Tell how many lines contain the word "Like". Reply with the number only.

** begin RECORDS SHOWN **

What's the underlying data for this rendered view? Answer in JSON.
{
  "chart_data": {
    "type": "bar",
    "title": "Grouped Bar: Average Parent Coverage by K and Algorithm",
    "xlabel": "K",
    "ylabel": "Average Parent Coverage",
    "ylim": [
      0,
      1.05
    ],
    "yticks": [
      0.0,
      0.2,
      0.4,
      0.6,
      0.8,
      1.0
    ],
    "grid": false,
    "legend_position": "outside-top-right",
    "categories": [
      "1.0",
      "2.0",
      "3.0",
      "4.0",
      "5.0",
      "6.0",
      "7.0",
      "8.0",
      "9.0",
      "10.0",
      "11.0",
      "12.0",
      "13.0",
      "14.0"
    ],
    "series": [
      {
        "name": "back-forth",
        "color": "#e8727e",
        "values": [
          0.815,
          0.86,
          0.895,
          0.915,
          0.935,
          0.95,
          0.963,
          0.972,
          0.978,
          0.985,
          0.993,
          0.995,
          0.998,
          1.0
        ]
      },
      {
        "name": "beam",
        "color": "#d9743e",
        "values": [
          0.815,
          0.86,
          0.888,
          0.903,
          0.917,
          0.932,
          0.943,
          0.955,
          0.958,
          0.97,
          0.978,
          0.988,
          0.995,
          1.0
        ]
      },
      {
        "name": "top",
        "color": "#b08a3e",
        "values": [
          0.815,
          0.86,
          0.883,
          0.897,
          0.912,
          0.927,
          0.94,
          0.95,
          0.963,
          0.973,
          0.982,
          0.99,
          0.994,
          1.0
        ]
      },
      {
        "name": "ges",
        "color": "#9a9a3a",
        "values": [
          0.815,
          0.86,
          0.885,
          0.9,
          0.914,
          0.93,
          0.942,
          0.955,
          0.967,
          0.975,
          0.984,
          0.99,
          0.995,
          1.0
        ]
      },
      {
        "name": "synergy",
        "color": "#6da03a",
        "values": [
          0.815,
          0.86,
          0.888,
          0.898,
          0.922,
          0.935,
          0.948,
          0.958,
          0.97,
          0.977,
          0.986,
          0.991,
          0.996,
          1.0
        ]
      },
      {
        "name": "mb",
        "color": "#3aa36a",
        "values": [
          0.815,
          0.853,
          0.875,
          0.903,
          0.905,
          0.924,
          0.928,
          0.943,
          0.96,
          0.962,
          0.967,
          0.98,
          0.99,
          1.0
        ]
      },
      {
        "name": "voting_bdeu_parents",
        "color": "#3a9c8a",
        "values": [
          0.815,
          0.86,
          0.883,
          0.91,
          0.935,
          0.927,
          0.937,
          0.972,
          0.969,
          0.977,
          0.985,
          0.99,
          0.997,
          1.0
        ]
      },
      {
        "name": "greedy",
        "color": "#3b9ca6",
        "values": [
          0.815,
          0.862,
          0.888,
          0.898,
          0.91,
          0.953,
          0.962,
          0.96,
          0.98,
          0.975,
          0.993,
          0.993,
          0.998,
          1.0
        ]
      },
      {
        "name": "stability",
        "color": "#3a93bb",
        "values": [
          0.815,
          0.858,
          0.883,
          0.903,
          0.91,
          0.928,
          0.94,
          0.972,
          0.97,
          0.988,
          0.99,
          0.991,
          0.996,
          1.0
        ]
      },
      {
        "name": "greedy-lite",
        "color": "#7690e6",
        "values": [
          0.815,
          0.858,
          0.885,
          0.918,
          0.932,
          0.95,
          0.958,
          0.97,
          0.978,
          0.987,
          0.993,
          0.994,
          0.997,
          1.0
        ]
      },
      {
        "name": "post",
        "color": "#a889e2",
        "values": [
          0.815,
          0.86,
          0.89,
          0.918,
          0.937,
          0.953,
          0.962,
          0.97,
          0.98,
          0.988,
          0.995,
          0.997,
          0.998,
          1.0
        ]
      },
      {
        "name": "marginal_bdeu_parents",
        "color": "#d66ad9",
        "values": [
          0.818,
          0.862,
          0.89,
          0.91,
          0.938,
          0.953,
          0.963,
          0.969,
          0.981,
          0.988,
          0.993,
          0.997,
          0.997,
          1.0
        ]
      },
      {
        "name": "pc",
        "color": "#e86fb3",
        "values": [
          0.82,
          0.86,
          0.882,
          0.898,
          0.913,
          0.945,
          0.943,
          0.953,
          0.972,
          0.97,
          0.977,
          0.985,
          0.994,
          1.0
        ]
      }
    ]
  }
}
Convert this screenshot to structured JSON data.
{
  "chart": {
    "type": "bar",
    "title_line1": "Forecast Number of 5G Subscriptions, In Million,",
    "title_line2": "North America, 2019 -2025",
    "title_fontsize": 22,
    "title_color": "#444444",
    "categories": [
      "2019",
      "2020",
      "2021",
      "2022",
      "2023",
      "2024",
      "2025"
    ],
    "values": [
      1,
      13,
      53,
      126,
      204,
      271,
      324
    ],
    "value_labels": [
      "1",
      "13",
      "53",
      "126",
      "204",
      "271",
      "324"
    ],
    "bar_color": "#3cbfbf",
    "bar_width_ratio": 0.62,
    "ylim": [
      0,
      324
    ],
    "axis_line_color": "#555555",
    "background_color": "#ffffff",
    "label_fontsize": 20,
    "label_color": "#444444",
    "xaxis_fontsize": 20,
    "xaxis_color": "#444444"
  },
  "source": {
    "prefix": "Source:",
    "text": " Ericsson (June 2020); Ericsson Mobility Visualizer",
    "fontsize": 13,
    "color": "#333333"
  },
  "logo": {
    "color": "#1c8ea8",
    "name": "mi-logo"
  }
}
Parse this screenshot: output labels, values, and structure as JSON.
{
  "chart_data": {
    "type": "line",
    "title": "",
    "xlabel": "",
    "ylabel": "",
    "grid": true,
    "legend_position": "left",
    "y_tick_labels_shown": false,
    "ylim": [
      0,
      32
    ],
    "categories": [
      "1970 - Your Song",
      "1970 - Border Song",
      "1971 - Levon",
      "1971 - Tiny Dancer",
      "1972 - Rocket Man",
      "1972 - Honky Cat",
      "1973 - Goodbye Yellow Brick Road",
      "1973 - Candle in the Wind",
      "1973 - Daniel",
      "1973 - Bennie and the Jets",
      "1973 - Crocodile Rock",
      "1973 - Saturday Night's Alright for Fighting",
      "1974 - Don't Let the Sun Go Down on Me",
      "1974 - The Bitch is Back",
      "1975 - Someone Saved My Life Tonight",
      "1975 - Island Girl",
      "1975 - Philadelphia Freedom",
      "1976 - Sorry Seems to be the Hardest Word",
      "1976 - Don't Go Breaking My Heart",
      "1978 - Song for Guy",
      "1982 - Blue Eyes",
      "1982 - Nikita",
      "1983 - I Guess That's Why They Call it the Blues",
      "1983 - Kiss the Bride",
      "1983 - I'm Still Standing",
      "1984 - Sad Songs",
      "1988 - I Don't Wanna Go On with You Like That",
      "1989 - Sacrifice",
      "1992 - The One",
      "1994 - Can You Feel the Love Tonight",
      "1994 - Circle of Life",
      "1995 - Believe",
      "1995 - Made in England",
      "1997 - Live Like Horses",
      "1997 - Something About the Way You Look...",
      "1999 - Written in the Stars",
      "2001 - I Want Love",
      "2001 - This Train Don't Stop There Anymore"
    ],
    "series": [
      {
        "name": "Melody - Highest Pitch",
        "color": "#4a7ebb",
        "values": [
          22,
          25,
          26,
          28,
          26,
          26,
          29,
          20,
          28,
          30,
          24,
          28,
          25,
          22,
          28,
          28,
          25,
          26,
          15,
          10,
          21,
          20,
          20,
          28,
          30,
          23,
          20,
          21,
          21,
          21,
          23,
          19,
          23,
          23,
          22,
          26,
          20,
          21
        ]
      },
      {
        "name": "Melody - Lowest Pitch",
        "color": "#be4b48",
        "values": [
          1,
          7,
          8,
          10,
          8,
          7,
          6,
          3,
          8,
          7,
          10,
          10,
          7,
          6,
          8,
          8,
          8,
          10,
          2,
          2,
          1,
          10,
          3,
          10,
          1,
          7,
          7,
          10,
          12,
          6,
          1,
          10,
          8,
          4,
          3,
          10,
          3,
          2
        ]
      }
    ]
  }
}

** end RECORDS SHOWN **

WRITTEN RESPONSE: 2